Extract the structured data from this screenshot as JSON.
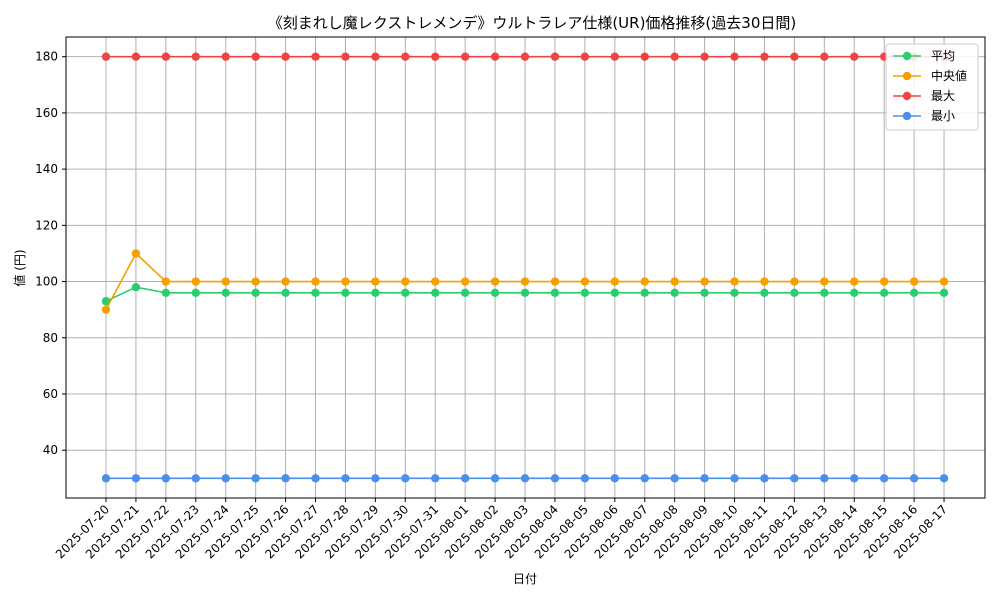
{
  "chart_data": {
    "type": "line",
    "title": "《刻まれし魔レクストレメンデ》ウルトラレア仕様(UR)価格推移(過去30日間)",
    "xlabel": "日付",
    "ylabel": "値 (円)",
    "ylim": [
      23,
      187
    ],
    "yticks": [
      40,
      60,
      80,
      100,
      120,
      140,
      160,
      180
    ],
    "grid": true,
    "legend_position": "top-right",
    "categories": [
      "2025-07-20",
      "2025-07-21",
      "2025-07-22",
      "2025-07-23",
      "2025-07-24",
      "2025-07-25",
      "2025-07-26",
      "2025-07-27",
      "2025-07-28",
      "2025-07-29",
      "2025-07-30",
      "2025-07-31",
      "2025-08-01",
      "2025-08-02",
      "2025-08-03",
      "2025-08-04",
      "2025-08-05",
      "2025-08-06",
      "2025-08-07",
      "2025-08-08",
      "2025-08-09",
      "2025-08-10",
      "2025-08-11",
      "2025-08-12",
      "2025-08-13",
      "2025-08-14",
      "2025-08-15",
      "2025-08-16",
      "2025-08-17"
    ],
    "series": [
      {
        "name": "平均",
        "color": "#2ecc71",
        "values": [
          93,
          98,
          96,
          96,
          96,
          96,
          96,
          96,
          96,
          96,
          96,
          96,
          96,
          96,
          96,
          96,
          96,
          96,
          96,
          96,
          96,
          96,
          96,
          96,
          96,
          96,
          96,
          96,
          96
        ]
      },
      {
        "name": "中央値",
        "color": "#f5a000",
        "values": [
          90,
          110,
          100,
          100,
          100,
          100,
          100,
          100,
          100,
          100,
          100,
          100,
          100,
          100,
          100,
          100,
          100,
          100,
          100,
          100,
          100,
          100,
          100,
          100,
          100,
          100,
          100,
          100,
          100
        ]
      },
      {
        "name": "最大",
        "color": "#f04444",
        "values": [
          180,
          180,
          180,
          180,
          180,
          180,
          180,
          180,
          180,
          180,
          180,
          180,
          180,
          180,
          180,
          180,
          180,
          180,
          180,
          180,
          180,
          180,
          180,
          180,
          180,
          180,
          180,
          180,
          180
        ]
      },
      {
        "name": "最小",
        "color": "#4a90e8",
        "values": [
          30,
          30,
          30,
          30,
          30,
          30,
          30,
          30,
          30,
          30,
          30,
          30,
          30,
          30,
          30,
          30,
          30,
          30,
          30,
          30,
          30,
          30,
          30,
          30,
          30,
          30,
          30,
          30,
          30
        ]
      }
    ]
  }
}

+--

» **Exercise description**
Give an exact copy of the material, leaving out every picture.

» **Written solution**
Extract the structured data from this screenshot as JSON.
{
  "chart_data": {
    "type": "line",
    "title": "《刻まれし魔レクストレメンデ》ウルトラレア仕様(UR)価格推移(過去30日間)",
    "xlabel": "日付",
    "ylabel": "値 (円)",
    "ylim": [
      23,
      187
    ],
    "yticks": [
      40,
      60,
      80,
      100,
      120,
      140,
      160,
      180
    ],
    "grid": true,
    "legend_position": "top-right",
    "categories": [
      "2025-07-20",
      "2025-07-21",
      "2025-07-22",
      "2025-07-23",
      "2025-07-24",
      "2025-07-25",
      "2025-07-26",
      "2025-07-27",
      "2025-07-28",
      "2025-07-29",
      "2025-07-30",
      "2025-07-31",
      "2025-08-01",
      "2025-08-02",
      "2025-08-03",
      "2025-08-04",
      "2025-08-05",
      "2025-08-06",
      "2025-08-07",
      "2025-08-08",
      "2025-08-09",
      "2025-08-10",
      "2025-08-11",
      "2025-08-12",
      "2025-08-13",
      "2025-08-14",
      "2025-08-15",
      "2025-08-16",
      "2025-08-17"
    ],
    "series": [
      {
        "name": "平均",
        "color": "#2ecc71",
        "values": [
          93,
          98,
          96,
          96,
          96,
          96,
          96,
          96,
          96,
          96,
          96,
          96,
          96,
          96,
          96,
          96,
          96,
          96,
          96,
          96,
          96,
          96,
          96,
          96,
          96,
          96,
          96,
          96,
          96
        ]
      },
      {
        "name": "中央値",
        "color": "#f5a000",
        "values": [
          90,
          110,
          100,
          100,
          100,
          100,
          100,
          100,
          100,
          100,
          100,
          100,
          100,
          100,
          100,
          100,
          100,
          100,
          100,
          100,
          100,
          100,
          100,
          100,
          100,
          100,
          100,
          100,
          100
        ]
      },
      {
        "name": "最大",
        "color": "#f04444",
        "values": [
          180,
          180,
          180,
          180,
          180,
          180,
          180,
          180,
          180,
          180,
          180,
          180,
          180,
          180,
          180,
          180,
          180,
          180,
          180,
          180,
          180,
          180,
          180,
          180,
          180,
          180,
          180,
          180,
          180
        ]
      },
      {
        "name": "最小",
        "color": "#4a90e8",
        "values": [
          30,
          30,
          30,
          30,
          30,
          30,
          30,
          30,
          30,
          30,
          30,
          30,
          30,
          30,
          30,
          30,
          30,
          30,
          30,
          30,
          30,
          30,
          30,
          30,
          30,
          30,
          30,
          30,
          30
        ]
      }
    ]
  }
}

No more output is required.